REQUIRED TASK
Look over the lines below. Report each one that includes the string "sites".

INPUT RECORDS
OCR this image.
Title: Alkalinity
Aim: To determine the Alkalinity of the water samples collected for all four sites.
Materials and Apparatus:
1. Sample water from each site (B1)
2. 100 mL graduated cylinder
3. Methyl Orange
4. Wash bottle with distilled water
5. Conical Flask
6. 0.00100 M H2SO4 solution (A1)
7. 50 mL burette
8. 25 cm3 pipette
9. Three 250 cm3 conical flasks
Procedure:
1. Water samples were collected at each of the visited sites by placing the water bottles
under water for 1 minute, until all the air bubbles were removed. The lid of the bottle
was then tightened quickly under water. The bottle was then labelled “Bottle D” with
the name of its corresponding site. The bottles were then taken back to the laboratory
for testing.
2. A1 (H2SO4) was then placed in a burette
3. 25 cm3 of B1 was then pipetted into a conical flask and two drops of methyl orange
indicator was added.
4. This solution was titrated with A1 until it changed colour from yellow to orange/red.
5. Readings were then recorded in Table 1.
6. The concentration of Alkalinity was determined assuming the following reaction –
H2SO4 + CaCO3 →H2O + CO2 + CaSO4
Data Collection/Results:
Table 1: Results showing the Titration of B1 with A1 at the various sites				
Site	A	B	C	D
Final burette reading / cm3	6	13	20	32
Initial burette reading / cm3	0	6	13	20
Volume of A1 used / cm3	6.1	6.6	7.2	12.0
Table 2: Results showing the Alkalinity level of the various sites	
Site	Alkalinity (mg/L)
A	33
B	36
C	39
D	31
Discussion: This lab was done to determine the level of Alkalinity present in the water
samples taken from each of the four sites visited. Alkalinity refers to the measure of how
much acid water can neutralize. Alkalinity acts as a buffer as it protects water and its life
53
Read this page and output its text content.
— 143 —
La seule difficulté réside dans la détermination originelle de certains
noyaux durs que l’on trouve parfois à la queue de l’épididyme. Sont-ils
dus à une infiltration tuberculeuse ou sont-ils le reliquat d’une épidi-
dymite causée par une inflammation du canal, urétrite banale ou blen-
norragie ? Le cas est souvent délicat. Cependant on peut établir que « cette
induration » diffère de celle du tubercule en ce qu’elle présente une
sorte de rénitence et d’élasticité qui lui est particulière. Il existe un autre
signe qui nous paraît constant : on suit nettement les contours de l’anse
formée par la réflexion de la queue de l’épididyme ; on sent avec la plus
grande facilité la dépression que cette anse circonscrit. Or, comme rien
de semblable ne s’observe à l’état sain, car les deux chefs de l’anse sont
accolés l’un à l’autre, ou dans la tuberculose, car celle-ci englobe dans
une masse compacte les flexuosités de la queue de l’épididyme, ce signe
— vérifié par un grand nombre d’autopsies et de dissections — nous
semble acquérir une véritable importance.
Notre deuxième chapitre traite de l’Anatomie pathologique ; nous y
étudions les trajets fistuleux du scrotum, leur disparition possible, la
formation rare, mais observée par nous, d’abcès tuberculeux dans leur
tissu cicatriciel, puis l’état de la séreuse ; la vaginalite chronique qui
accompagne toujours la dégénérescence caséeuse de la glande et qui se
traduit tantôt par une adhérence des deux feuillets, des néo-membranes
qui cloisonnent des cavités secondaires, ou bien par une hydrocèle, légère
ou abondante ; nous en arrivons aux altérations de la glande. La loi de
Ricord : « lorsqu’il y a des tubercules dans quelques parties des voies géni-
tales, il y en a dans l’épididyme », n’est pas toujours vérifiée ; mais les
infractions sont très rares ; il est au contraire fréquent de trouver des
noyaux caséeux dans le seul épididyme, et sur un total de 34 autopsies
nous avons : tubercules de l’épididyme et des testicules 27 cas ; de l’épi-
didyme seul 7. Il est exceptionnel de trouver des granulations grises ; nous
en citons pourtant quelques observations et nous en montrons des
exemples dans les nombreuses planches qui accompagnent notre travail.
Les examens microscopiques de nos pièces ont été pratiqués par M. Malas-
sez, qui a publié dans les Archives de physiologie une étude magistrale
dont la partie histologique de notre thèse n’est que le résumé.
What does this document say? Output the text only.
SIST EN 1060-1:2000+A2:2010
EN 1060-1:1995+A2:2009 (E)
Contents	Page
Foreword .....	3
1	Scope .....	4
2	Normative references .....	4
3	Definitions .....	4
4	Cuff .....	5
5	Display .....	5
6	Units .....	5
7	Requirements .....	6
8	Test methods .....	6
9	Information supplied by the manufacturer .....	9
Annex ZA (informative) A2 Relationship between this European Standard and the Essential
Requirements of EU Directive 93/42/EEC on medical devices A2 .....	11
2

TASK SOLUTION
Aim: To determine the Alkalinity of the water samples collected for all four sites.
1. Water samples were collected at each of the visited sites by placing the water bottles
Table 1: Results showing the Titration of B1 with A1 at the various sites				
Table 2: Results showing the Alkalinity level of the various sites	
samples taken from each of the four sites visited. Alkalinity refers to the measure of how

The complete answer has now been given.